▶ **Task to complete**
Can you turn the rows from the line with "axis-ticks: 0 50" to the line with "grid-lines [252,38,1487,738]", both included, into a Markdown table with the columns Number and Text, skipping any blank lines?

▶ **Raw data**
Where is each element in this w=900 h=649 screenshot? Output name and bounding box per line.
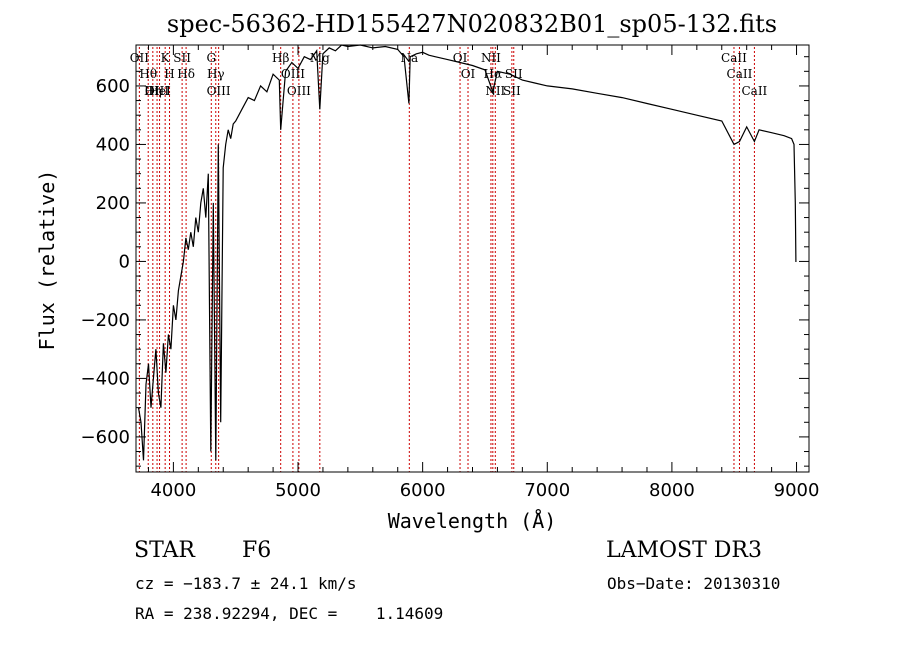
y-tick-label: −400 <box>81 368 130 389</box>
x-axis: 4000 5000 6000 7000 8000 9000 <box>147 45 820 501</box>
y-tick-label: 600 <box>96 76 130 97</box>
x-tick-label: 6000 <box>400 480 446 501</box>
line-label: Mg <box>310 51 330 65</box>
y-tick-label: 400 <box>96 134 130 155</box>
plot-frame <box>135 44 810 473</box>
line-label: K <box>161 51 171 65</box>
line-label: NII <box>481 51 501 65</box>
line-label: NII <box>485 84 505 98</box>
object-subclass: F6 <box>242 538 272 563</box>
line-labels: OIIHθHηOIIIHeIKHSIIHδGHγOIIIHβOIIIOIIIMg… <box>130 51 768 98</box>
line-label: CaII <box>727 67 753 81</box>
x-tick-label: 9000 <box>774 480 820 501</box>
line-label: HeI <box>148 84 171 98</box>
ra-dec-coordinates: RA = 238.92294, DEC = 1.14609 <box>135 604 444 623</box>
x-axis-label: Wavelength (Å) <box>388 509 557 533</box>
line-label: OIII <box>281 67 305 81</box>
line-label: SII <box>503 84 521 98</box>
y-tick-label: 0 <box>119 251 130 272</box>
chart-title: spec-56362-HD155427N020832B01_sp05-132.f… <box>167 10 777 38</box>
x-tick-label: 5000 <box>275 480 321 501</box>
line-label: SII <box>505 67 523 81</box>
line-label: G <box>206 51 216 65</box>
line-markers <box>138 47 755 472</box>
line-label: CaII <box>721 51 747 65</box>
x-tick-label: 4000 <box>150 480 196 501</box>
redshift-cz: cz = −183.7 ± 24.1 km/s <box>135 574 357 593</box>
line-label: Hθ <box>139 67 157 81</box>
line-label: OI <box>461 67 476 81</box>
y-tick-label: −600 <box>81 427 130 448</box>
line-label: OIII <box>145 84 169 98</box>
y-axis-label: Flux (relative) <box>35 170 59 351</box>
line-label: Na <box>400 51 418 65</box>
line-label: OIII <box>207 84 231 98</box>
line-label: CaII <box>741 84 767 98</box>
observation-date: Obs−Date: 20130310 <box>607 574 781 593</box>
line-label: SII <box>173 51 191 65</box>
line-label: OIII <box>287 84 311 98</box>
y-tick-label: −200 <box>81 310 130 331</box>
survey-name: LAMOST DR3 <box>606 538 762 563</box>
spectrum-series <box>137 44 797 461</box>
y-tick-label: 200 <box>96 193 130 214</box>
line-label: Hβ <box>272 51 289 65</box>
line-label: OII <box>130 51 150 65</box>
object-class: STAR <box>134 538 195 563</box>
x-tick-label: 8000 <box>649 480 695 501</box>
line-label: Hδ <box>177 67 195 81</box>
y-axis: −600 −400 −200 0 200 400 600 <box>81 56 809 467</box>
line-label: H <box>164 67 174 81</box>
line-label: Hη <box>144 84 162 98</box>
x-tick-label: 7000 <box>524 480 570 501</box>
line-label: Hγ <box>207 67 225 81</box>
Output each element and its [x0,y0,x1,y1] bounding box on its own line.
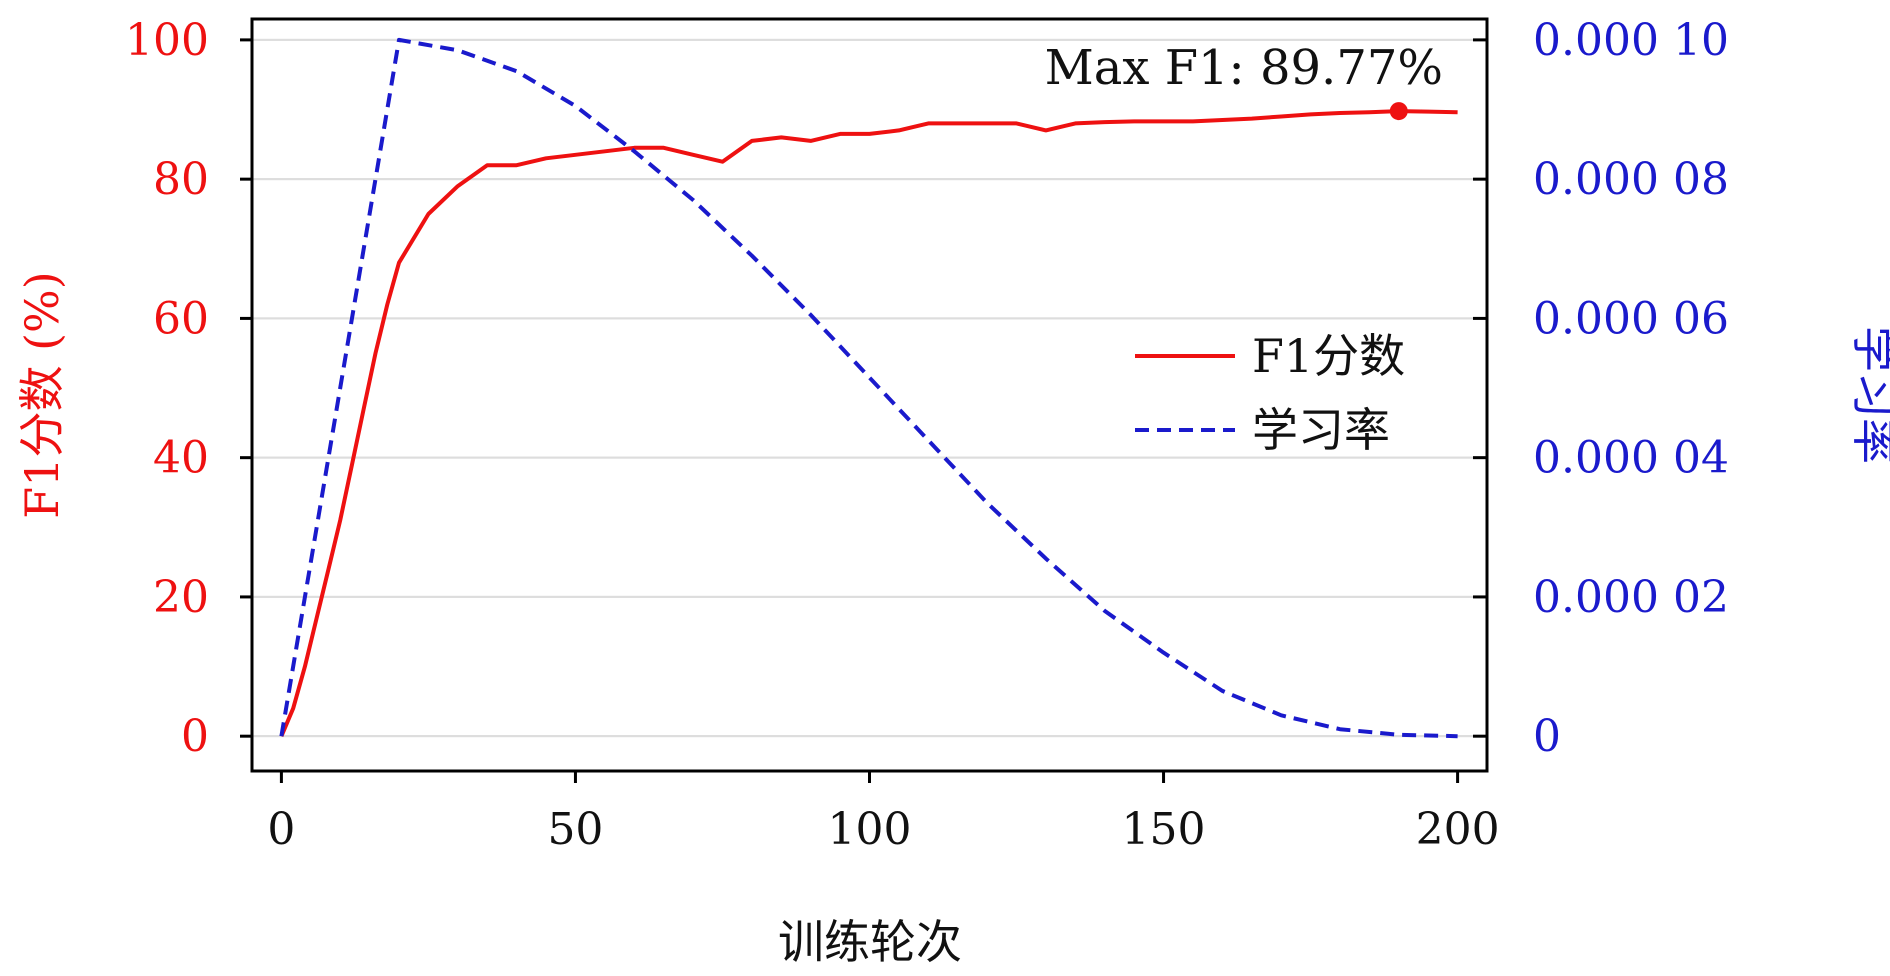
axis-ticks: 0 50 100 150 200 0 20 40 60 80 100 0 0.000 02 0.000 0… [125,15,1729,855]
y-right-tick-label-3: 0.000 06 [1533,293,1729,344]
y-left-tick-label-1: 20 [153,572,209,623]
legend-label-f1: F1分数 [1252,329,1405,383]
legend: F1分数 学习率 [1135,329,1405,457]
y-right-tick-label-2: 0.000 04 [1533,433,1729,484]
y-left-tick-label-2: 40 [153,433,209,484]
y-left-tick-label-3: 60 [153,293,209,344]
y-right-tick-label-4: 0.000 08 [1533,154,1729,205]
y-right-tick-label-5: 0.000 10 [1533,15,1729,66]
grid-lines [252,38,1487,738]
x-tick-label-4: 200 [1416,804,1500,855]
x-tick-label-1: 50 [547,804,603,855]
x-tick-label-2: 100 [828,804,912,855]
y-right-tick-label-1: 0.000 02 [1533,572,1729,623]
max-f1-point [1389,102,1408,121]
plot-frame [250,17,1489,773]
x-axis-title: 训练轮次 [778,915,962,969]
plot-series [279,37,1458,739]
y-axis-right-title: 学习率 [1847,326,1890,464]
x-tick-label-3: 150 [1122,804,1206,855]
y-left-tick-label-4: 80 [153,154,209,205]
legend-label-lr: 学习率 [1252,403,1390,457]
y-right-tick-label-0: 0 [1533,711,1561,762]
series-line-f1-score [279,109,1458,737]
x-tick-label-0: 0 [267,804,295,855]
annotation-max-f1: Max F1: 89.77% [1045,40,1443,96]
y-left-tick-label-0: 0 [181,711,209,762]
y-left-tick-label-5: 100 [125,15,209,66]
y-axis-left-title: F1分数 (%) [15,271,69,518]
series-line-learning-rate [279,37,1458,739]
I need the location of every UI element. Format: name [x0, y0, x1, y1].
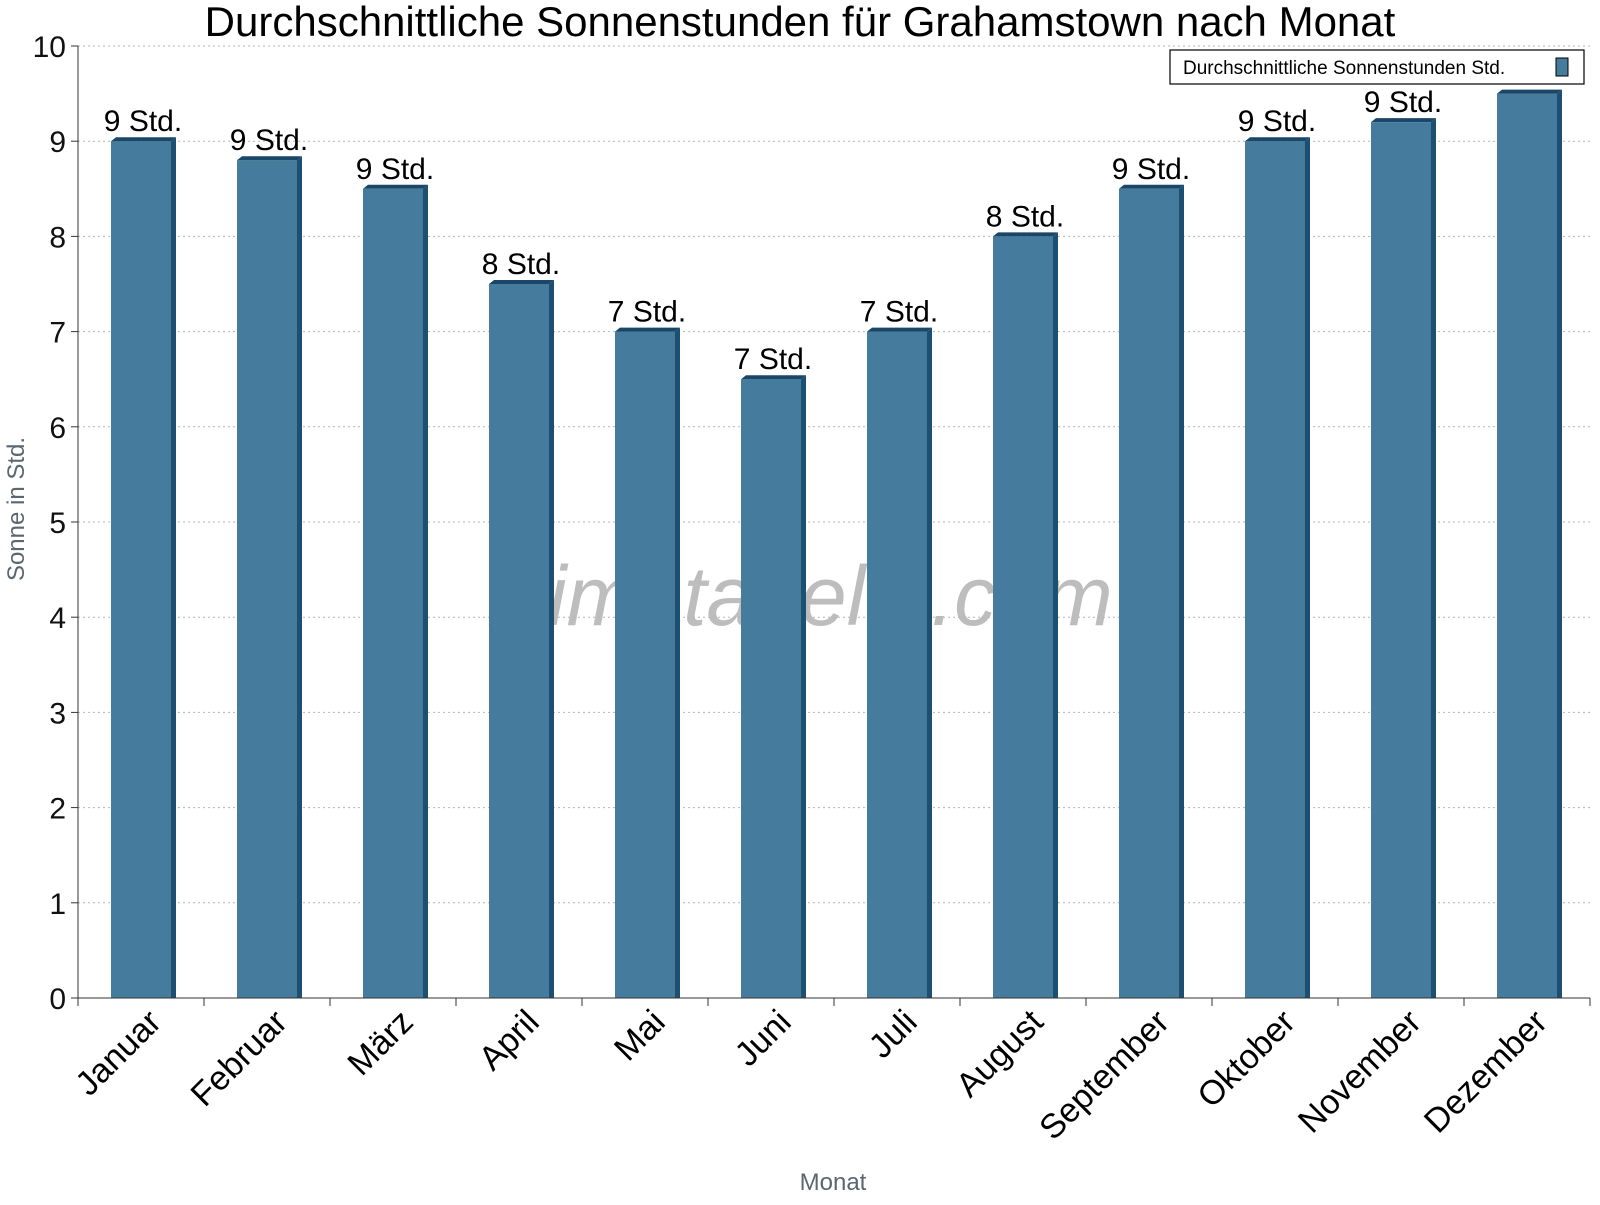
chart-title: Durchschnittliche Sonnenstunden für Grah… — [205, 0, 1396, 45]
bar-top — [489, 280, 554, 284]
bars — [111, 89, 1562, 999]
bar-top — [1119, 184, 1184, 189]
bar-side — [1053, 232, 1058, 998]
data-label: 8 Std. — [986, 200, 1064, 233]
bar-face — [489, 284, 549, 998]
bar-top — [1245, 137, 1310, 142]
y-tick-label: 8 — [49, 221, 66, 254]
bar — [615, 327, 680, 999]
data-label: 9 Std. — [230, 124, 308, 157]
bar — [741, 375, 806, 998]
y-tick-label: 3 — [49, 697, 66, 730]
bar-side — [1305, 137, 1310, 998]
bar-top — [111, 137, 176, 142]
data-label: 7 Std. — [608, 296, 686, 329]
y-tick-label: 7 — [49, 317, 66, 350]
bar-top — [993, 232, 1058, 237]
bar — [1371, 118, 1436, 998]
bar-face — [111, 141, 171, 998]
bar-side — [1431, 118, 1436, 998]
bar — [993, 232, 1058, 998]
x-tick-label: Oktober — [1190, 1003, 1302, 1115]
data-label: 7 Std. — [860, 296, 938, 329]
bar-face — [1371, 122, 1431, 998]
bar — [111, 137, 176, 998]
bar-face — [237, 160, 297, 999]
y-tick-label: 1 — [49, 888, 66, 921]
x-tick-label: April — [472, 1003, 547, 1078]
bar-side — [297, 156, 302, 999]
bar-top — [1371, 118, 1436, 123]
y-tick-label: 5 — [49, 507, 66, 540]
bar-face — [615, 331, 675, 999]
bar-top — [1497, 89, 1562, 94]
bar-face — [1245, 141, 1305, 998]
x-tick-label: Mai — [607, 1003, 673, 1069]
x-tick-label: Juli — [862, 1003, 925, 1066]
bar-face — [867, 331, 927, 999]
bar-side — [549, 280, 554, 998]
legend-box — [1169, 49, 1585, 85]
data-label: 9 Std. — [356, 153, 434, 186]
y-tick-label: 4 — [49, 602, 66, 635]
y-tick-label: 0 — [49, 983, 66, 1016]
bar-top — [363, 184, 428, 189]
bar-side — [423, 184, 428, 999]
bar-top — [237, 156, 302, 161]
bar-face — [741, 379, 801, 998]
x-tick-label: August — [949, 1002, 1051, 1104]
bar-side — [1179, 184, 1184, 999]
x-axis-label: Monat — [800, 1169, 867, 1196]
bar-top — [867, 327, 932, 332]
data-label: 9 Std. — [1238, 105, 1316, 138]
x-tick-label: September — [1032, 1003, 1176, 1147]
y-tick-label: 10 — [33, 31, 66, 64]
bar-face — [1497, 93, 1557, 999]
grid — [78, 45, 1590, 904]
y-tick-label: 9 — [49, 126, 66, 159]
legend-label: Durchschnittliche Sonnenstunden Std. — [1183, 58, 1505, 79]
bar — [1119, 184, 1184, 999]
bar-side — [675, 327, 680, 999]
bar-side — [171, 137, 176, 998]
legend-swatch — [1555, 57, 1569, 77]
data-labels: 9 Std. 9 Std. 9 Std. 8 Std. 7 Std. 7 Std. 7 St… — [104, 86, 1442, 376]
bar-top — [615, 327, 680, 332]
data-label: 9 Std. — [104, 105, 182, 138]
bar — [363, 184, 428, 999]
x-tick-label: Januar — [68, 1003, 168, 1103]
x-tick-label: Dezember — [1417, 1003, 1555, 1141]
bar — [1245, 137, 1310, 998]
x-tick-label: März — [340, 1003, 420, 1083]
bar-side — [927, 327, 932, 999]
bar-side — [1557, 89, 1562, 999]
legend: Durchschnittliche Sonnenstunden Std. — [1169, 49, 1585, 85]
bar — [489, 280, 554, 998]
x-tick-label: Februar — [184, 1003, 295, 1114]
bar-top — [741, 375, 806, 380]
data-label: 9 Std. — [1364, 86, 1442, 119]
data-label: 7 Std. — [734, 343, 812, 376]
bar — [237, 156, 302, 999]
y-axis-label: Sonne in Std. — [3, 437, 30, 581]
y-tick-label: 2 — [49, 793, 66, 826]
bar — [867, 327, 932, 999]
y-tick-label: 6 — [49, 412, 66, 445]
bar — [1497, 89, 1562, 999]
bar-side — [801, 375, 806, 998]
bar-face — [993, 236, 1053, 998]
x-tick-label: Juni — [728, 1003, 799, 1074]
bar-face — [1119, 188, 1179, 999]
data-label: 9 Std. — [1112, 153, 1190, 186]
bar-face — [363, 188, 423, 999]
data-label: 8 Std. — [482, 248, 560, 281]
x-tick-label: November — [1291, 1003, 1429, 1141]
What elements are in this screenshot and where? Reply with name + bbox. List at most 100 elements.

▶ **Solution**
| Number | Text |
|---|---|
| 1 | axis-ticks: 0 50 100 150 200 0 20 40 60 80 100 0 0.000 02 0.000 0… [125,15,1729,855] |
| 2 | y-right-tick-label-3: 0.000 06 [1533,293,1729,344] |
| 3 | y-left-tick-label-1: 20 [153,572,209,623] |
| 4 | legend-label-f1: F1分数 [1252,329,1405,383] |
| 5 | legend: F1分数 学习率 [1135,329,1405,457] |
| 6 | y-right-tick-label-2: 0.000 04 [1533,433,1729,484] |
| 7 | y-left-tick-label-2: 40 [153,433,209,484] |
| 8 | y-left-tick-label-3: 60 [153,293,209,344] |
| 9 | y-right-tick-label-4: 0.000 08 [1533,154,1729,205] |
| 10 | y-right-tick-label-5: 0.000 10 [1533,15,1729,66] |
| 11 | grid-lines [252,38,1487,738] |